> _What you have to do_
Reproduce the listing that follows with no differences at all.

> _Rows_
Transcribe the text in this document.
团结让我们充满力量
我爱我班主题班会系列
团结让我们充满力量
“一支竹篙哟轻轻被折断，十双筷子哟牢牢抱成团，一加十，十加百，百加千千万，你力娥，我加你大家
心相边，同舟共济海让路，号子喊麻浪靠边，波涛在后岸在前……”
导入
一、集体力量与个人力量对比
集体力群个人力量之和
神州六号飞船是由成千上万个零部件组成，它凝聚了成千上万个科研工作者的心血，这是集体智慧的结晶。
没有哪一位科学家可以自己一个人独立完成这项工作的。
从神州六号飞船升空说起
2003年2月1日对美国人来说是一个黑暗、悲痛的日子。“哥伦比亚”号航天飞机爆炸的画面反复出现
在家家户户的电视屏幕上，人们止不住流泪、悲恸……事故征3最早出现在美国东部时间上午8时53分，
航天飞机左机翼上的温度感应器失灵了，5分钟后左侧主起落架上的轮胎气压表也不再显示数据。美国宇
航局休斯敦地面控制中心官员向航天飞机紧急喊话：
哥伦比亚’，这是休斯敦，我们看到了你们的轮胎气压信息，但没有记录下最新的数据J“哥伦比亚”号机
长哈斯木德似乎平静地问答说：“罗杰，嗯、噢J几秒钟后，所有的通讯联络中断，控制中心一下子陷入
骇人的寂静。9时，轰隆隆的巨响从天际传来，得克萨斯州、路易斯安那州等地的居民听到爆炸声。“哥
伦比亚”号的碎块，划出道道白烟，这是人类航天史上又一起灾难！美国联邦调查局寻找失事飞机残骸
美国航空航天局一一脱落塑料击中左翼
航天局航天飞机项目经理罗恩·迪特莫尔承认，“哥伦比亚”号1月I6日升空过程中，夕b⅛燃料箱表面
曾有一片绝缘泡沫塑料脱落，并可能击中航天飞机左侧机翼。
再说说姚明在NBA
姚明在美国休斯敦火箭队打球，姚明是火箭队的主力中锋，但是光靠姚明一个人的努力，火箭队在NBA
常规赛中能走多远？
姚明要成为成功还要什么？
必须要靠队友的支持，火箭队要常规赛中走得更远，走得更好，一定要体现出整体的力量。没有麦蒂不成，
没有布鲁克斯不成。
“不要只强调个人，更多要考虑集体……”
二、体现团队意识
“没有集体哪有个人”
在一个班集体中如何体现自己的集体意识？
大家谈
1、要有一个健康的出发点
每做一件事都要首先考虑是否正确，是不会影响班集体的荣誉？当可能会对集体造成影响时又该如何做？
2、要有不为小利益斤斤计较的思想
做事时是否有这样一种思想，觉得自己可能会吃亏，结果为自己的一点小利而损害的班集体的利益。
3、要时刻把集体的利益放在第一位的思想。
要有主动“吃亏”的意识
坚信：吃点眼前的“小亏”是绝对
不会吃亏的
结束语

> _Task output_
Transcribe the text in this document.
团结让我们充满力量
我爱我班主题班会系列
团结让我们充满力量
“一支竹篙哟轻轻被折断，十双筷子哟牢牢抱成团，一加十，十加百，百加千千万，你力娥，我加你大家
心相边，同舟共济海让路，号子喊麻浪靠边，波涛在后岸在前……”
导入
一、集体力量与个人力量对比
集体力群个人力量之和
神州六号飞船是由成千上万个零部件组成，它凝聚了成千上万个科研工作者的心血，这是集体智慧的结晶。
没有哪一位科学家可以自己一个人独立完成这项工作的。
从神州六号飞船升空说起
2003年2月1日对美国人来说是一个黑暗、悲痛的日子。“哥伦比亚”号航天飞机爆炸的画面反复出现
在家家户户的电视屏幕上，人们止不住流泪、悲恸……事故征3最早出现在美国东部时间上午8时53分，
航天飞机左机翼上的温度感应器失灵了，5分钟后左侧主起落架上的轮胎气压表也不再显示数据。美国宇
航局休斯敦地面控制中心官员向航天飞机紧急喊话：
哥伦比亚’，这是休斯敦，我们看到了你们的轮胎气压信息，但没有记录下最新的数据J“哥伦比亚”号机
长哈斯木德似乎平静地问答说：“罗杰，嗯、噢J几秒钟后，所有的通讯联络中断，控制中心一下子陷入
骇人的寂静。9时，轰隆隆的巨响从天际传来，得克萨斯州、路易斯安那州等地的居民听到爆炸声。“哥
伦比亚”号的碎块，划出道道白烟，这是人类航天史上又一起灾难！美国联邦调查局寻找失事飞机残骸
美国航空航天局一一脱落塑料击中左翼
航天局航天飞机项目经理罗恩·迪特莫尔承认，“哥伦比亚”号1月I6日升空过程中，夕b⅛燃料箱表面
曾有一片绝缘泡沫塑料脱落，并可能击中航天飞机左侧机翼。
再说说姚明在NBA
姚明在美国休斯敦火箭队打球，姚明是火箭队的主力中锋，但是光靠姚明一个人的努力，火箭队在NBA
常规赛中能走多远？
姚明要成为成功还要什么？
必须要靠队友的支持，火箭队要常规赛中走得更远，走得更好，一定要体现出整体的力量。没有麦蒂不成，
没有布鲁克斯不成。
“不要只强调个人，更多要考虑集体……”
二、体现团队意识
“没有集体哪有个人”
在一个班集体中如何体现自己的集体意识？
大家谈
1、要有一个健康的出发点
每做一件事都要首先考虑是否正确，是不会影响班集体的荣誉？当可能会对集体造成影响时又该如何做？
2、要有不为小利益斤斤计较的思想
做事时是否有这样一种思想，觉得自己可能会吃亏，结果为自己的一点小利而损害的班集体的利益。
3、要时刻把集体的利益放在第一位的思想。
要有主动“吃亏”的意识
坚信：吃点眼前的“小亏”是绝对
不会吃亏的
结束语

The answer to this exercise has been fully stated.